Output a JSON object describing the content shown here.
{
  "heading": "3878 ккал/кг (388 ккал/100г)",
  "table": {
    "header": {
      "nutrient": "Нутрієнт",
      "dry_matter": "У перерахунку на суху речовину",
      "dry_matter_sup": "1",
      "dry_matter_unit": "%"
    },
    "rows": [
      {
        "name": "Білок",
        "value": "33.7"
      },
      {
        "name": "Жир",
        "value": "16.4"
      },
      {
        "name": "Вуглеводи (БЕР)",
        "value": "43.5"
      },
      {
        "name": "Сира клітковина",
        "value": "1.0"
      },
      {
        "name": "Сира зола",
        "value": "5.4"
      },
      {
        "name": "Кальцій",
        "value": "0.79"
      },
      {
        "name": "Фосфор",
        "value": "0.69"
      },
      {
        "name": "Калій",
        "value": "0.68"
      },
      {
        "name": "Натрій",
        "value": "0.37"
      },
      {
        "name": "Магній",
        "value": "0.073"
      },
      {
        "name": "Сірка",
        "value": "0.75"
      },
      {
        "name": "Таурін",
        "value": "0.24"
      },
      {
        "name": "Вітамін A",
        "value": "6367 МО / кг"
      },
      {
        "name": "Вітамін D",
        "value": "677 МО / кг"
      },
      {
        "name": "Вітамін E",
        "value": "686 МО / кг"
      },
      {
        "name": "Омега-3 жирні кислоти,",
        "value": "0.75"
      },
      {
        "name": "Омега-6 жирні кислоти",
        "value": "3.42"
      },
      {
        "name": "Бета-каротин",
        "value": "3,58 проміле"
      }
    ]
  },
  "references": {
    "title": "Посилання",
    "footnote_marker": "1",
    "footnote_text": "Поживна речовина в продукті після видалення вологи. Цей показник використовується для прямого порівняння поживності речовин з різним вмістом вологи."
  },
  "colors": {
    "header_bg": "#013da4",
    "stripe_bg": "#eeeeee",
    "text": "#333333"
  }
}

Exercise objective: Output all of the material, please, exactly as it stands.

Solution below:
Output a JSON object describing the content shown here.
{
  "heading": "3878 ккал/кг (388 ккал/100г)",
  "table": {
    "header": {
      "nutrient": "Нутрієнт",
      "dry_matter": "У перерахунку на суху речовину",
      "dry_matter_sup": "1",
      "dry_matter_unit": "%"
    },
    "rows": [
      {
        "name": "Білок",
        "value": "33.7"
      },
      {
        "name": "Жир",
        "value": "16.4"
      },
      {
        "name": "Вуглеводи (БЕР)",
        "value": "43.5"
      },
      {
        "name": "Сира клітковина",
        "value": "1.0"
      },
      {
        "name": "Сира зола",
        "value": "5.4"
      },
      {
        "name": "Кальцій",
        "value": "0.79"
      },
      {
        "name": "Фосфор",
        "value": "0.69"
      },
      {
        "name": "Калій",
        "value": "0.68"
      },
      {
        "name": "Натрій",
        "value": "0.37"
      },
      {
        "name": "Магній",
        "value": "0.073"
      },
      {
        "name": "Сірка",
        "value": "0.75"
      },
      {
        "name": "Таурін",
        "value": "0.24"
      },
      {
        "name": "Вітамін A",
        "value": "6367 МО / кг"
      },
      {
        "name": "Вітамін D",
        "value": "677 МО / кг"
      },
      {
        "name": "Вітамін E",
        "value": "686 МО / кг"
      },
      {
        "name": "Омега-3 жирні кислоти,",
        "value": "0.75"
      },
      {
        "name": "Омега-6 жирні кислоти",
        "value": "3.42"
      },
      {
        "name": "Бета-каротин",
        "value": "3,58 проміле"
      }
    ]
  },
  "references": {
    "title": "Посилання",
    "footnote_marker": "1",
    "footnote_text": "Поживна речовина в продукті після видалення вологи. Цей показник використовується для прямого порівняння поживності речовин з різним вмістом вологи."
  },
  "colors": {
    "header_bg": "#013da4",
    "stripe_bg": "#eeeeee",
    "text": "#333333"
  }
}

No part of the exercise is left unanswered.